• THE EXERCISE
It is required that all of the data be written out exactly.

• Dataset listings of figures
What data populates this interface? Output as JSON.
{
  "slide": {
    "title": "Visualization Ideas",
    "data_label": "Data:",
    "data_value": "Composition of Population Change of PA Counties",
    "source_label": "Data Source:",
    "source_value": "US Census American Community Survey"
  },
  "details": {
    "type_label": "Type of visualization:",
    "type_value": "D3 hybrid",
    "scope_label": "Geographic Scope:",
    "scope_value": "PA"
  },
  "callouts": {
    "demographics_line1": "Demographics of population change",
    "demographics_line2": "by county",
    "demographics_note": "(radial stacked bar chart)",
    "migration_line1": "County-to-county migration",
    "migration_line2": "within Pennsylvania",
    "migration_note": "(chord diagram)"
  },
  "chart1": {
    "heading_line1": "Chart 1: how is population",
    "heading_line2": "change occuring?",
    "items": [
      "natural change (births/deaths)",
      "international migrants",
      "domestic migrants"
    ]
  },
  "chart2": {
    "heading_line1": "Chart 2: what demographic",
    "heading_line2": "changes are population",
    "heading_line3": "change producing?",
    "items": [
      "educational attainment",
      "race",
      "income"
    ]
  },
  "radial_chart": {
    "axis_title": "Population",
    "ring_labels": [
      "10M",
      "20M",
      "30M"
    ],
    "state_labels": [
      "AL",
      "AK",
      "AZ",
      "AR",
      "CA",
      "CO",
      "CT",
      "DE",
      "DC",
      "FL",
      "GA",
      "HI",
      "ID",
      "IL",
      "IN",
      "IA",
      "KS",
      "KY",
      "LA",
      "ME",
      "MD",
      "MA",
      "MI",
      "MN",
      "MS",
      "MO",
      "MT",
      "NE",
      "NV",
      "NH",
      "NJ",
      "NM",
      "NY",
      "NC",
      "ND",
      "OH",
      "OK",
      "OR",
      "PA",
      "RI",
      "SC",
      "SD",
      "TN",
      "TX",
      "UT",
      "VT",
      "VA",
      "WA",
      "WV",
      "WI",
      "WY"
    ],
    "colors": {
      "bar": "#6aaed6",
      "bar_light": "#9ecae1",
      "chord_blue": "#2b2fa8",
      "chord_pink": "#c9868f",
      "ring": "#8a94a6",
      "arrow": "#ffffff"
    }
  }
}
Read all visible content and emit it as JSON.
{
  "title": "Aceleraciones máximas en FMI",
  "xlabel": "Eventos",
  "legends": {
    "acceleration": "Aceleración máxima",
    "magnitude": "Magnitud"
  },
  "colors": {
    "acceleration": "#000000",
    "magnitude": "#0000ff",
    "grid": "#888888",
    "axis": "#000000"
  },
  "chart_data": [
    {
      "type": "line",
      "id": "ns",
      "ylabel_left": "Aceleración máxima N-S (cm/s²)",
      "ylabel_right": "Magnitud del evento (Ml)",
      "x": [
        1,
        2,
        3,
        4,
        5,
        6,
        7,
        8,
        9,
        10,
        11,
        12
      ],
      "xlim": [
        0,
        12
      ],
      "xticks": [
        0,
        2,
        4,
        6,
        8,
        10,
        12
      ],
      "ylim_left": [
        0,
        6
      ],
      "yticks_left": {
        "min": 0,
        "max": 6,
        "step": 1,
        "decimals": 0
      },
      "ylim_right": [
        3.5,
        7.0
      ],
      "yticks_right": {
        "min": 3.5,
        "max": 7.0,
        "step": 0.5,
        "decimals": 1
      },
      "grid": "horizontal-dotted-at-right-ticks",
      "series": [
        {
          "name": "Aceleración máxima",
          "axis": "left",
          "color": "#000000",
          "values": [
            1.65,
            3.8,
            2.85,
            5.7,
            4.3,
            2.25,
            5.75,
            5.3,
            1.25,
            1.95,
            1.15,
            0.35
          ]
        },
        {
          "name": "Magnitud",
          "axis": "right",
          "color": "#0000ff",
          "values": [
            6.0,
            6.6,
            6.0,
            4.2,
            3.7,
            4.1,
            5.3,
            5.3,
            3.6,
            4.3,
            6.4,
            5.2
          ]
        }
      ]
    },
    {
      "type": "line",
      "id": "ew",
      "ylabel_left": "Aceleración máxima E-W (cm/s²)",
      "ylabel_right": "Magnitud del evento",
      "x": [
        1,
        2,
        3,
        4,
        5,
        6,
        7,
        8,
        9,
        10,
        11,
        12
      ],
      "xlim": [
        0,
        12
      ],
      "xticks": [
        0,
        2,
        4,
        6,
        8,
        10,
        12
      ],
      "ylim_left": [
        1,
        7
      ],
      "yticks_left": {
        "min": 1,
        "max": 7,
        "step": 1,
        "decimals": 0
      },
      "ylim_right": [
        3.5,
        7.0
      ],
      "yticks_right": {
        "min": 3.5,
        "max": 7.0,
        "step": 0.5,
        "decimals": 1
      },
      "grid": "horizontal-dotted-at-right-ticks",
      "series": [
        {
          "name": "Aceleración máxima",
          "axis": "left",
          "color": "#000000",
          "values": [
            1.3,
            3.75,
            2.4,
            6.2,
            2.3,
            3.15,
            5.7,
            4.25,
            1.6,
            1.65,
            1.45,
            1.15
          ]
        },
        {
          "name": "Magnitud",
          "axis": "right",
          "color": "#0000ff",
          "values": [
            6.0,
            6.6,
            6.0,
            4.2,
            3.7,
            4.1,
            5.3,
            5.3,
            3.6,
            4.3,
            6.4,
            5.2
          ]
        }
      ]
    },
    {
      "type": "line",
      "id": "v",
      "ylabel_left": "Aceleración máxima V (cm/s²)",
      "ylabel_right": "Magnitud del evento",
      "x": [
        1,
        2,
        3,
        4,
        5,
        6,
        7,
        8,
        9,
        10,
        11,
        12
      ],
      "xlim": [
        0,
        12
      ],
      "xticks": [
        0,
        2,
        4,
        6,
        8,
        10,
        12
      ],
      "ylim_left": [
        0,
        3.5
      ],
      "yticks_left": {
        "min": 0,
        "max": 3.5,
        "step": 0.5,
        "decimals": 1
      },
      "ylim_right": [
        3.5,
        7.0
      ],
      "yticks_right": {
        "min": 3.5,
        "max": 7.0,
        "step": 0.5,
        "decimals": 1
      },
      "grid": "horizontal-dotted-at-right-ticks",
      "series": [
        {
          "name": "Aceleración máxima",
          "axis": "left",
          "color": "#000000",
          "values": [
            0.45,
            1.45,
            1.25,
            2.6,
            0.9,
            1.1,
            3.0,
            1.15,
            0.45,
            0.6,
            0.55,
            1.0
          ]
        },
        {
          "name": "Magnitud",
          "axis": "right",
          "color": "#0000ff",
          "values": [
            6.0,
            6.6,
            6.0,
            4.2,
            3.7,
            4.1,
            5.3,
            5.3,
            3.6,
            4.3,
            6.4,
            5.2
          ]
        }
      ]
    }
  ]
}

• EXPECTED OUTPUT
What data populates this interface? Output as JSON.
{
  "slide": {
    "title": "Visualization Ideas",
    "data_label": "Data:",
    "data_value": "Composition of Population Change of PA Counties",
    "source_label": "Data Source:",
    "source_value": "US Census American Community Survey"
  },
  "details": {
    "type_label": "Type of visualization:",
    "type_value": "D3 hybrid",
    "scope_label": "Geographic Scope:",
    "scope_value": "PA"
  },
  "callouts": {
    "demographics_line1": "Demographics of population change",
    "demographics_line2": "by county",
    "demographics_note": "(radial stacked bar chart)",
    "migration_line1": "County-to-county migration",
    "migration_line2": "within Pennsylvania",
    "migration_note": "(chord diagram)"
  },
  "chart1": {
    "heading_line1": "Chart 1: how is population",
    "heading_line2": "change occuring?",
    "items": [
      "natural change (births/deaths)",
      "international migrants",
      "domestic migrants"
    ]
  },
  "chart2": {
    "heading_line1": "Chart 2: what demographic",
    "heading_line2": "changes are population",
    "heading_line3": "change producing?",
    "items": [
      "educational attainment",
      "race",
      "income"
    ]
  },
  "radial_chart": {
    "axis_title": "Population",
    "ring_labels": [
      "10M",
      "20M",
      "30M"
    ],
    "state_labels": [
      "AL",
      "AK",
      "AZ",
      "AR",
      "CA",
      "CO",
      "CT",
      "DE",
      "DC",
      "FL",
      "GA",
      "HI",
      "ID",
      "IL",
      "IN",
      "IA",
      "KS",
      "KY",
      "LA",
      "ME",
      "MD",
      "MA",
      "MI",
      "MN",
      "MS",
      "MO",
      "MT",
      "NE",
      "NV",
      "NH",
      "NJ",
      "NM",
      "NY",
      "NC",
      "ND",
      "OH",
      "OK",
      "OR",
      "PA",
      "RI",
      "SC",
      "SD",
      "TN",
      "TX",
      "UT",
      "VT",
      "VA",
      "WA",
      "WV",
      "WI",
      "WY"
    ],
    "colors": {
      "bar": "#6aaed6",
      "bar_light": "#9ecae1",
      "chord_blue": "#2b2fa8",
      "chord_pink": "#c9868f",
      "ring": "#8a94a6",
      "arrow": "#ffffff"
    }
  }
}
Read all visible content and emit it as JSON.
{
  "title": "Aceleraciones máximas en FMI",
  "xlabel": "Eventos",
  "legends": {
    "acceleration": "Aceleración máxima",
    "magnitude": "Magnitud"
  },
  "colors": {
    "acceleration": "#000000",
    "magnitude": "#0000ff",
    "grid": "#888888",
    "axis": "#000000"
  },
  "chart_data": [
    {
      "type": "line",
      "id": "ns",
      "ylabel_left": "Aceleración máxima N-S (cm/s²)",
      "ylabel_right": "Magnitud del evento (Ml)",
      "x": [
        1,
        2,
        3,
        4,
        5,
        6,
        7,
        8,
        9,
        10,
        11,
        12
      ],
      "xlim": [
        0,
        12
      ],
      "xticks": [
        0,
        2,
        4,
        6,
        8,
        10,
        12
      ],
      "ylim_left": [
        0,
        6
      ],
      "yticks_left": {
        "min": 0,
        "max": 6,
        "step": 1,
        "decimals": 0
      },
      "ylim_right": [
        3.5,
        7.0
      ],
      "yticks_right": {
        "min": 3.5,
        "max": 7.0,
        "step": 0.5,
        "decimals": 1
      },
      "grid": "horizontal-dotted-at-right-ticks",
      "series": [
        {
          "name": "Aceleración máxima",
          "axis": "left",
          "color": "#000000",
          "values": [
            1.65,
            3.8,
            2.85,
            5.7,
            4.3,
            2.25,
            5.75,
            5.3,
            1.25,
            1.95,
            1.15,
            0.35
          ]
        },
        {
          "name": "Magnitud",
          "axis": "right",
          "color": "#0000ff",
          "values": [
            6.0,
            6.6,
            6.0,
            4.2,
            3.7,
            4.1,
            5.3,
            5.3,
            3.6,
            4.3,
            6.4,
            5.2
          ]
        }
      ]
    },
    {
      "type": "line",
      "id": "ew",
      "ylabel_left": "Aceleración máxima E-W (cm/s²)",
      "ylabel_right": "Magnitud del evento",
      "x": [
        1,
        2,
        3,
        4,
        5,
        6,
        7,
        8,
        9,
        10,
        11,
        12
      ],
      "xlim": [
        0,
        12
      ],
      "xticks": [
        0,
        2,
        4,
        6,
        8,
        10,
        12
      ],
      "ylim_left": [
        1,
        7
      ],
      "yticks_left": {
        "min": 1,
        "max": 7,
        "step": 1,
        "decimals": 0
      },
      "ylim_right": [
        3.5,
        7.0
      ],
      "yticks_right": {
        "min": 3.5,
        "max": 7.0,
        "step": 0.5,
        "decimals": 1
      },
      "grid": "horizontal-dotted-at-right-ticks",
      "series": [
        {
          "name": "Aceleración máxima",
          "axis": "left",
          "color": "#000000",
          "values": [
            1.3,
            3.75,
            2.4,
            6.2,
            2.3,
            3.15,
            5.7,
            4.25,
            1.6,
            1.65,
            1.45,
            1.15
          ]
        },
        {
          "name": "Magnitud",
          "axis": "right",
          "color": "#0000ff",
          "values": [
            6.0,
            6.6,
            6.0,
            4.2,
            3.7,
            4.1,
            5.3,
            5.3,
            3.6,
            4.3,
            6.4,
            5.2
          ]
        }
      ]
    },
    {
      "type": "line",
      "id": "v",
      "ylabel_left": "Aceleración máxima V (cm/s²)",
      "ylabel_right": "Magnitud del evento",
      "x": [
        1,
        2,
        3,
        4,
        5,
        6,
        7,
        8,
        9,
        10,
        11,
        12
      ],
      "xlim": [
        0,
        12
      ],
      "xticks": [
        0,
        2,
        4,
        6,
        8,
        10,
        12
      ],
      "ylim_left": [
        0,
        3.5
      ],
      "yticks_left": {
        "min": 0,
        "max": 3.5,
        "step": 0.5,
        "decimals": 1
      },
      "ylim_right": [
        3.5,
        7.0
      ],
      "yticks_right": {
        "min": 3.5,
        "max": 7.0,
        "step": 0.5,
        "decimals": 1
      },
      "grid": "horizontal-dotted-at-right-ticks",
      "series": [
        {
          "name": "Aceleración máxima",
          "axis": "left",
          "color": "#000000",
          "values": [
            0.45,
            1.45,
            1.25,
            2.6,
            0.9,
            1.1,
            3.0,
            1.15,
            0.45,
            0.6,
            0.55,
            1.0
          ]
        },
        {
          "name": "Magnitud",
          "axis": "right",
          "color": "#0000ff",
          "values": [
            6.0,
            6.6,
            6.0,
            4.2,
            3.7,
            4.1,
            5.3,
            5.3,
            3.6,
            4.3,
            6.4,
            5.2
          ]
        }
      ]
    }
  ]
}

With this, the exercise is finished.